[Data entries]

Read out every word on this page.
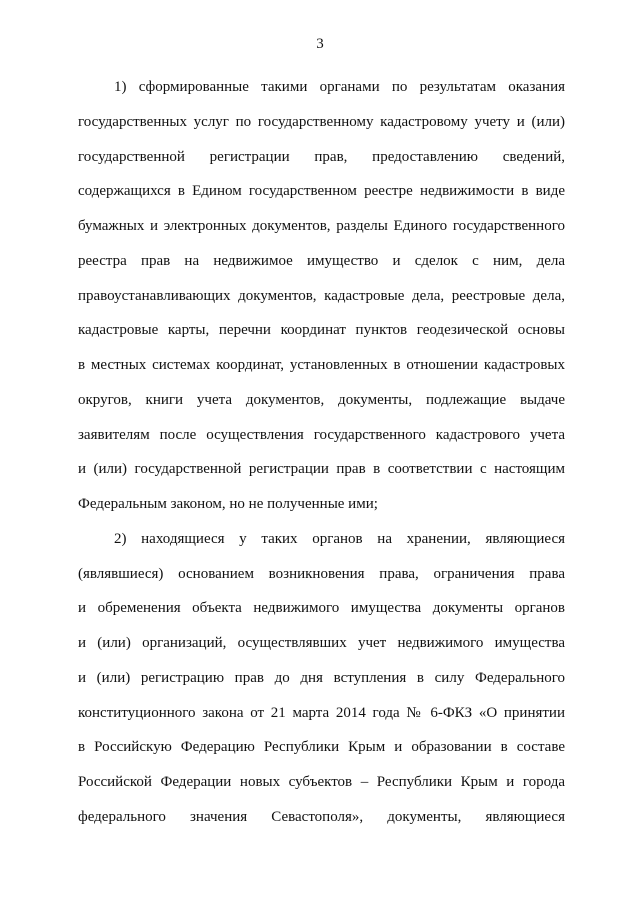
3
1) сформированные такими органами по результатам оказания
государственных услуг по государственному кадастровому учету и (или)
государственной регистрации прав, предоставлению сведений,
содержащихся в Едином государственном реестре недвижимости в виде
бумажных и электронных документов, разделы Единого государственного
реестра прав на недвижимое имущество и сделок с ним, дела
правоустанавливающих документов, кадастровые дела, реестровые дела,
кадастровые карты, перечни координат пунктов геодезической основы
в местных системах координат, установленных в отношении кадастровых
округов, книги учета документов, документы, подлежащие выдаче
заявителям после осуществления государственного кадастрового учета
и (или) государственной регистрации прав в соответствии с настоящим
Федеральным законом, но не полученные ими;
2) находящиеся у таких органов на хранении, являющиеся
(являвшиеся) основанием возникновения права, ограничения права
и обременения объекта недвижимого имущества документы органов
и (или) организаций, осуществлявших учет недвижимого имущества
и (или) регистрацию прав до дня вступления в силу Федерального
конституционного закона от 21 марта 2014 года № 6-ФКЗ «О принятии
в Российскую Федерацию Республики Крым и образовании в составе
Российской Федерации новых субъектов – Республики Крым и города
федерального значения Севастополя», документы, являющиеся
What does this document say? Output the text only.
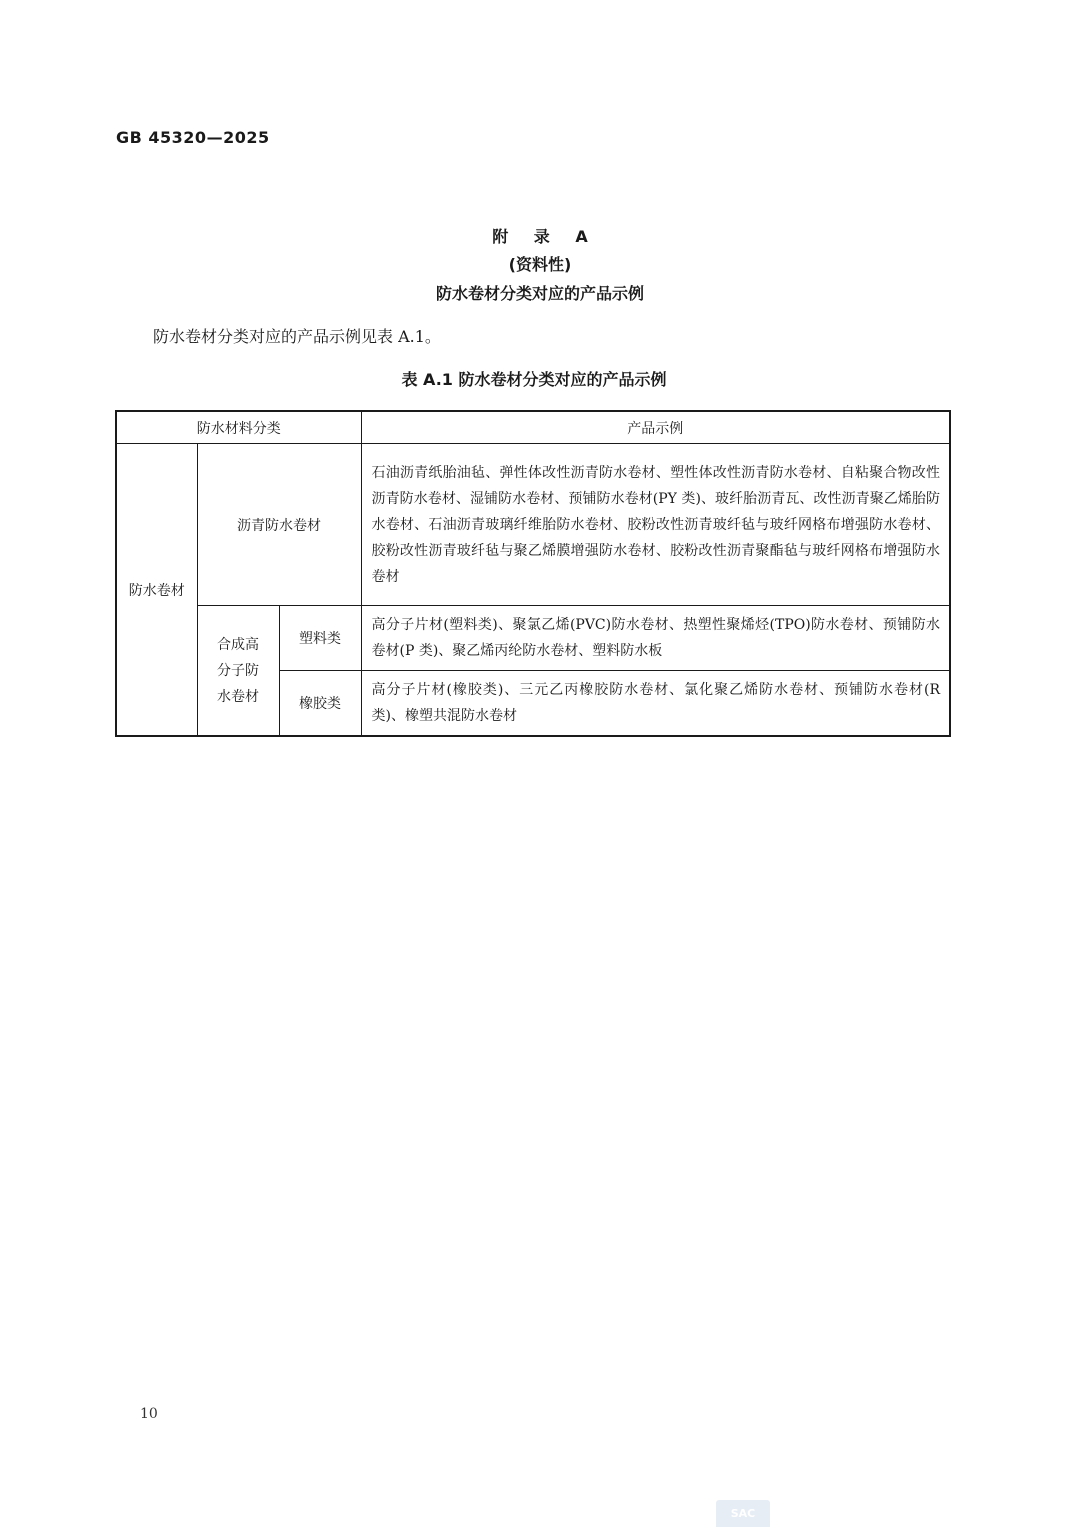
GB 45320—2025
附 录 A
(资料性)
防水卷材分类对应的产品示例
防水卷材分类对应的产品示例见表 A.1。
表 A.1 防水卷材分类对应的产品示例
防水材料分类			产品示例
防水卷材	沥青防水卷材		石油沥青纸胎油毡、弹性体改性沥青防水卷材、塑性体改性沥青防水卷材、自粘聚合物改性沥青防水卷材、湿铺防水卷材、预铺防水卷材(PY 类)、玻纤胎沥青瓦、改性沥青聚乙烯胎防水卷材、石油沥青玻璃纤维胎防水卷材、胶粉改性沥青玻纤毡与玻纤网格布增强防水卷材、胶粉改性沥青玻纤毡与聚乙烯膜增强防水卷材、胶粉改性沥青聚酯毡与玻纤网格布增强防水卷材
	合成高分子防水卷材	塑料类	高分子片材(塑料类)、聚氯乙烯(PVC)防水卷材、热塑性聚烯烃(TPO)防水卷材、预铺防水卷材(P 类)、聚乙烯丙纶防水卷材、塑料防水板
		橡胶类	高分子片材(橡胶类)、三元乙丙橡胶防水卷材、氯化聚乙烯防水卷材、预铺防水卷材(R 类)、橡塑共混防水卷材
10
SAC
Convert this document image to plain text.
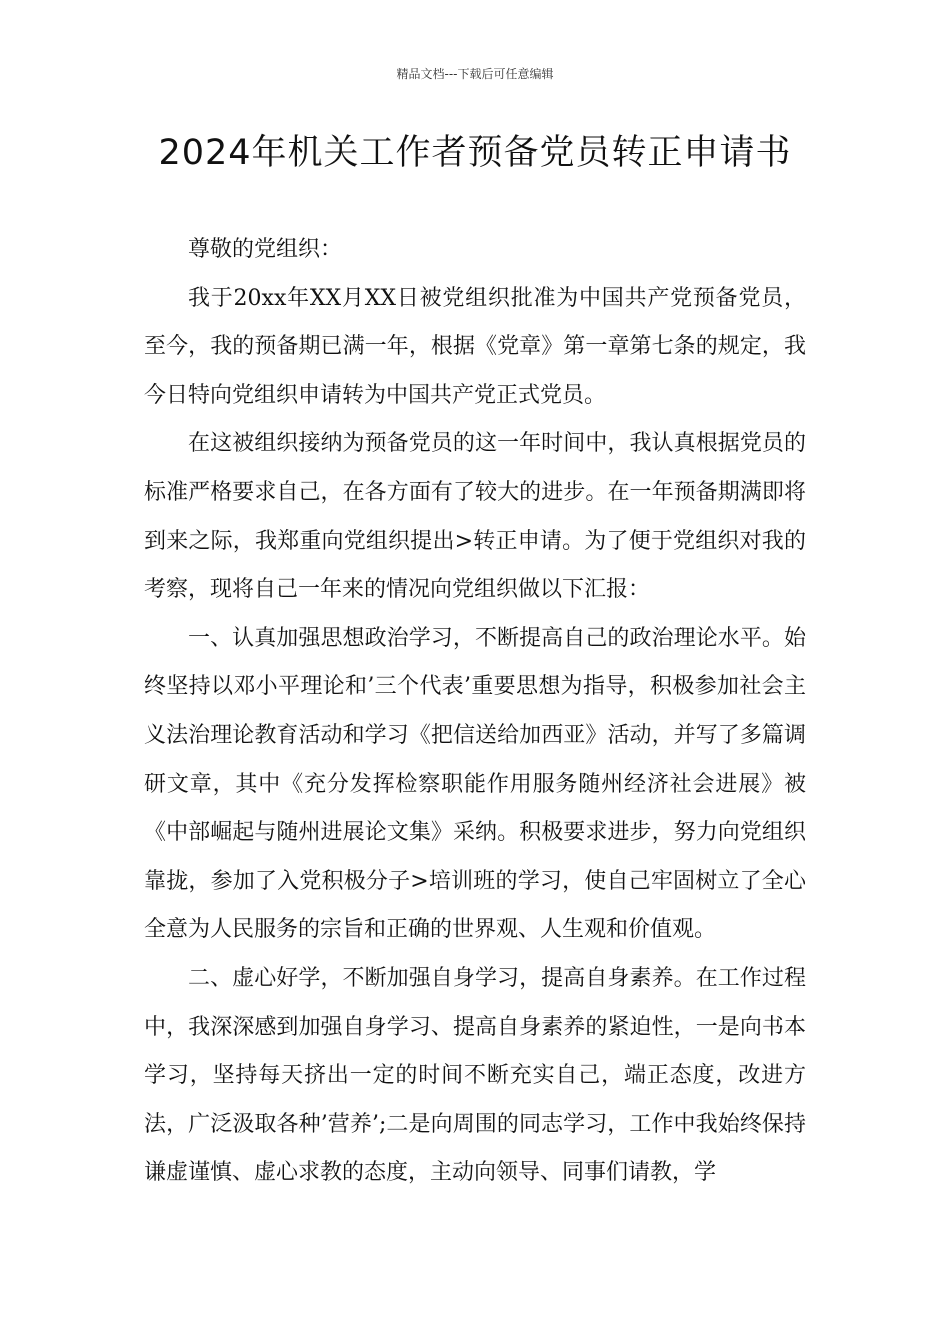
精品文档---下载后可任意编辑
2024年机关工作者预备党员转正申请书

尊敬的党组织：

我于20xx年XX月XX日被党组织批准为中国共产党预备党员，至今，我的预备期已满一年，根据《党章》第一章第七条的规定，我今日特向党组织申请转为中国共产党正式党员。

在这被组织接纳为预备党员的这一年时间中，我认真根据党员的标准严格要求自己，在各方面有了较大的进步。在一年预备期满即将到来之际，我郑重向党组织提出>转正申请。为了便于党组织对我的考察，现将自己一年来的情况向党组织做以下汇报：

一、认真加强思想政治学习，不断提高自己的政治理论水平。始终坚持以邓小平理论和’三个代表’重要思想为指导，积极参加社会主义法治理论教育活动和学习《把信送给加西亚》活动，并写了多篇调研文章，其中《充分发挥检察职能作用服务随州经济社会进展》被《中部崛起与随州进展论文集》采纳。积极要求进步，努力向党组织靠拢，参加了入党积极分子>培训班的学习，使自己牢固树立了全心全意为人民服务的宗旨和正确的世界观、人生观和价值观。

二、虚心好学，不断加强自身学习，提高自身素养。在工作过程中，我深深感到加强自身学习、提高自身素养的紧迫性，一是向书本学习，坚持每天挤出一定的时间不断充实自己，端正态度，改进方法，广泛汲取各种’营养’;二是向周围的同志学习，工作中我始终保持谦虚谨慎、虚心求教的态度，主动向领导、同事们请教，学
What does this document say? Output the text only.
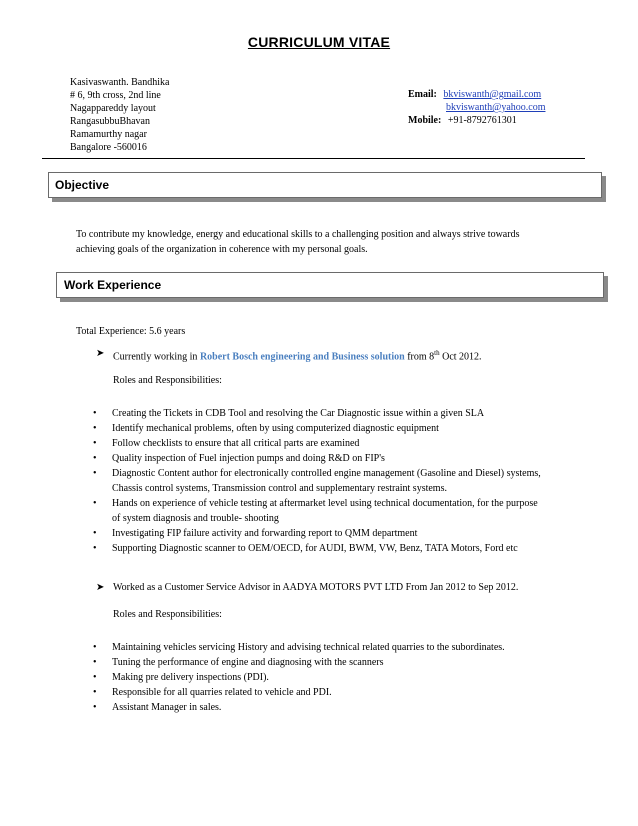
CURRICULUM VITAE
Kasivaswanth. Bandhika
# 6, 9th cross, 2nd line
Nagappareddy layout
RangasubbuBhavan
Ramamurthy nagar
Bangalore -560016
Email: bkviswanth@gmail.com
bkviswanth@yahoo.com
Mobile: +91-8792761301
Objective
To contribute my knowledge, energy and educational skills to a challenging position and always strive towards
achieving goals of the organization in coherence with my personal goals.
Work Experience
Total Experience: 5.6 years
➤ Currently working in Robert Bosch engineering and Business solution from 8th Oct 2012.
Roles and Responsibilities:
• Creating the Tickets in CDB Tool and resolving the Car Diagnostic issue within a given SLA
• Identify mechanical problems, often by using computerized diagnostic equipment
• Follow checklists to ensure that all critical parts are examined
• Quality inspection of Fuel injection pumps and doing R&D on FIP's
• Diagnostic Content author for electronically controlled engine management (Gasoline and Diesel) systems,
Chassis control systems, Transmission control and supplementary restraint systems.
• Hands on experience of vehicle testing at aftermarket level using technical documentation, for the purpose
of system diagnosis and trouble- shooting
• Investigating FIP failure activity and forwarding report to QMM department
• Supporting Diagnostic scanner to OEM/OECD, for AUDI, BWM, VW, Benz, TATA Motors, Ford etc
➤ Worked as a Customer Service Advisor in AADYA MOTORS PVT LTD From Jan 2012 to Sep 2012.
Roles and Responsibilities:
• Maintaining vehicles servicing History and advising technical related quarries to the subordinates.
• Tuning the performance of engine and diagnosing with the scanners
• Making pre delivery inspections (PDI).
• Responsible for all quarries related to vehicle and PDI.
• Assistant Manager in sales.
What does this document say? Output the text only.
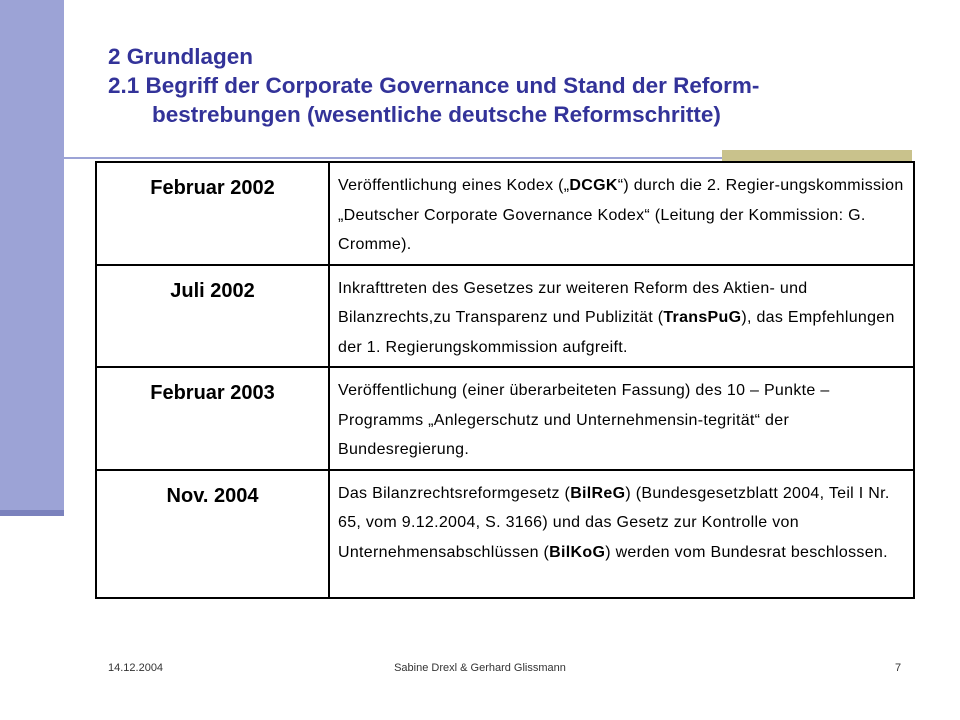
2 Grundlagen
2.1 Begriff der Corporate Governance und Stand der Reform-
bestrebungen (wesentliche deutsche Reformschritte)
Februar 2002	Veröffentlichung eines Kodex („DCGK“) durch die 2. Regier-ungskommission „Deutscher Corporate Governance Kodex“ (Leitung der Kommission: G. Cromme).
Juli 2002	Inkrafttreten des Gesetzes zur weiteren Reform des Aktien- und Bilanzrechts,zu Transparenz und Publizität (TransPuG), das Empfehlungen der 1. Regierungskommission aufgreift.
Februar 2003	Veröffentlichung (einer überarbeiteten Fassung) des 10 – Punkte – Programms „Anlegerschutz und Unternehmensin-tegrität“ der Bundesregierung.
Nov. 2004	Das Bilanzrechtsreformgesetz (BilReG) (Bundesgesetzblatt 2004, Teil I Nr. 65, vom 9.12.2004, S. 3166) und das Gesetz zur Kontrolle von Unternehmensabschlüssen (BilKoG) werden vom Bundesrat beschlossen.
14.12.2004	Sabine Drexl & Gerhard Glissmann	7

| STATED PROBLEM |
Repeat the listing above exactly, with no pictures.

| COMPLETED TASK |
Read out every word on this page.
3
1) сформированные такими органами по результатам оказания
государственных услуг по государственному кадастровому учету и (или)
государственной регистрации прав, предоставлению сведений,
содержащихся в Едином государственном реестре недвижимости в виде
бумажных и электронных документов, разделы Единого государственного
реестра прав на недвижимое имущество и сделок с ним, дела
правоустанавливающих документов, кадастровые дела, реестровые дела,
кадастровые карты, перечни координат пунктов геодезической основы
в местных системах координат, установленных в отношении кадастровых
округов, книги учета документов, документы, подлежащие выдаче
заявителям после осуществления государственного кадастрового учета
и (или) государственной регистрации прав в соответствии с настоящим
Федеральным законом, но не полученные ими;
2) находящиеся у таких органов на хранении, являющиеся
(являвшиеся) основанием возникновения права, ограничения права
и обременения объекта недвижимого имущества документы органов
и (или) организаций, осуществлявших учет недвижимого имущества
и (или) регистрацию прав до дня вступления в силу Федерального
конституционного закона от 21 марта 2014 года № 6-ФКЗ «О принятии
в Российскую Федерацию Республики Крым и образовании в составе
Российской Федерации новых субъектов – Республики Крым и города
федерального значения Севастополя», документы, являющиеся
What does this document say? Output the text only.
GB 45320—2025
附 录 A
(资料性)
防水卷材分类对应的产品示例
防水卷材分类对应的产品示例见表 A.1。
表 A.1 防水卷材分类对应的产品示例
防水材料分类			产品示例
防水卷材	沥青防水卷材		石油沥青纸胎油毡、弹性体改性沥青防水卷材、塑性体改性沥青防水卷材、自粘聚合物改性沥青防水卷材、湿铺防水卷材、预铺防水卷材(PY 类)、玻纤胎沥青瓦、改性沥青聚乙烯胎防水卷材、石油沥青玻璃纤维胎防水卷材、胶粉改性沥青玻纤毡与玻纤网格布增强防水卷材、胶粉改性沥青玻纤毡与聚乙烯膜增强防水卷材、胶粉改性沥青聚酯毡与玻纤网格布增强防水卷材
	合成高分子防水卷材	塑料类	高分子片材(塑料类)、聚氯乙烯(PVC)防水卷材、热塑性聚烯烃(TPO)防水卷材、预铺防水卷材(P 类)、聚乙烯丙纶防水卷材、塑料防水板
		橡胶类	高分子片材(橡胶类)、三元乙丙橡胶防水卷材、氯化聚乙烯防水卷材、预铺防水卷材(R 类)、橡塑共混防水卷材
10
SAC
Convert this document image to plain text.
精品文档---下载后可任意编辑
2024年机关工作者预备党员转正申请书

尊敬的党组织：

我于20xx年XX月XX日被党组织批准为中国共产党预备党员，至今，我的预备期已满一年，根据《党章》第一章第七条的规定，我今日特向党组织申请转为中国共产党正式党员。

在这被组织接纳为预备党员的这一年时间中，我认真根据党员的标准严格要求自己，在各方面有了较大的进步。在一年预备期满即将到来之际，我郑重向党组织提出>转正申请。为了便于党组织对我的考察，现将自己一年来的情况向党组织做以下汇报：

一、认真加强思想政治学习，不断提高自己的政治理论水平。始终坚持以邓小平理论和’三个代表’重要思想为指导，积极参加社会主义法治理论教育活动和学习《把信送给加西亚》活动，并写了多篇调研文章，其中《充分发挥检察职能作用服务随州经济社会进展》被《中部崛起与随州进展论文集》采纳。积极要求进步，努力向党组织靠拢，参加了入党积极分子>培训班的学习，使自己牢固树立了全心全意为人民服务的宗旨和正确的世界观、人生观和价值观。

二、虚心好学，不断加强自身学习，提高自身素养。在工作过程中，我深深感到加强自身学习、提高自身素养的紧迫性，一是向书本学习，坚持每天挤出一定的时间不断充实自己，端正态度，改进方法，广泛汲取各种’营养’;二是向周围的同志学习，工作中我始终保持谦虚谨慎、虚心求教的态度，主动向领导、同事们请教，学
What does this document say? Output the text only.
CURRICULUM VITAE
Kasivaswanth. Bandhika
# 6, 9th cross, 2nd line
Nagappareddy layout
RangasubbuBhavan
Ramamurthy nagar
Bangalore -560016
Email: bkviswanth@gmail.com
bkviswanth@yahoo.com
Mobile: +91-8792761301
Objective
To contribute my knowledge, energy and educational skills to a challenging position and always strive towards
achieving goals of the organization in coherence with my personal goals.
Work Experience
Total Experience: 5.6 years
➤ Currently working in Robert Bosch engineering and Business solution from 8th Oct 2012.
Roles and Responsibilities:
• Creating the Tickets in CDB Tool and resolving the Car Diagnostic issue within a given SLA
• Identify mechanical problems, often by using computerized diagnostic equipment
• Follow checklists to ensure that all critical parts are examined
• Quality inspection of Fuel injection pumps and doing R&D on FIP's
• Diagnostic Content author for electronically controlled engine management (Gasoline and Diesel) systems,
Chassis control systems, Transmission control and supplementary restraint systems.
• Hands on experience of vehicle testing at aftermarket level using technical documentation, for the purpose
of system diagnosis and trouble- shooting
• Investigating FIP failure activity and forwarding report to QMM department
• Supporting Diagnostic scanner to OEM/OECD, for AUDI, BWM, VW, Benz, TATA Motors, Ford etc
➤ Worked as a Customer Service Advisor in AADYA MOTORS PVT LTD From Jan 2012 to Sep 2012.
Roles and Responsibilities:
• Maintaining vehicles servicing History and advising technical related quarries to the subordinates.
• Tuning the performance of engine and diagnosing with the scanners
• Making pre delivery inspections (PDI).
• Responsible for all quarries related to vehicle and PDI.
• Assistant Manager in sales.
What does this document say? Output the text only.
2 Grundlagen
2.1 Begriff der Corporate Governance und Stand der Reform-
bestrebungen (wesentliche deutsche Reformschritte)
Februar 2002	Veröffentlichung eines Kodex („DCGK“) durch die 2. Regier-ungskommission „Deutscher Corporate Governance Kodex“ (Leitung der Kommission: G. Cromme).
Juli 2002	Inkrafttreten des Gesetzes zur weiteren Reform des Aktien- und Bilanzrechts,zu Transparenz und Publizität (TransPuG), das Empfehlungen der 1. Regierungskommission aufgreift.
Februar 2003	Veröffentlichung (einer überarbeiteten Fassung) des 10 – Punkte – Programms „Anlegerschutz und Unternehmensin-tegrität“ der Bundesregierung.
Nov. 2004	Das Bilanzrechtsreformgesetz (BilReG) (Bundesgesetzblatt 2004, Teil I Nr. 65, vom 9.12.2004, S. 3166) und das Gesetz zur Kontrolle von Unternehmensabschlüssen (BilKoG) werden vom Bundesrat beschlossen.
14.12.2004	Sabine Drexl & Gerhard Glissmann	7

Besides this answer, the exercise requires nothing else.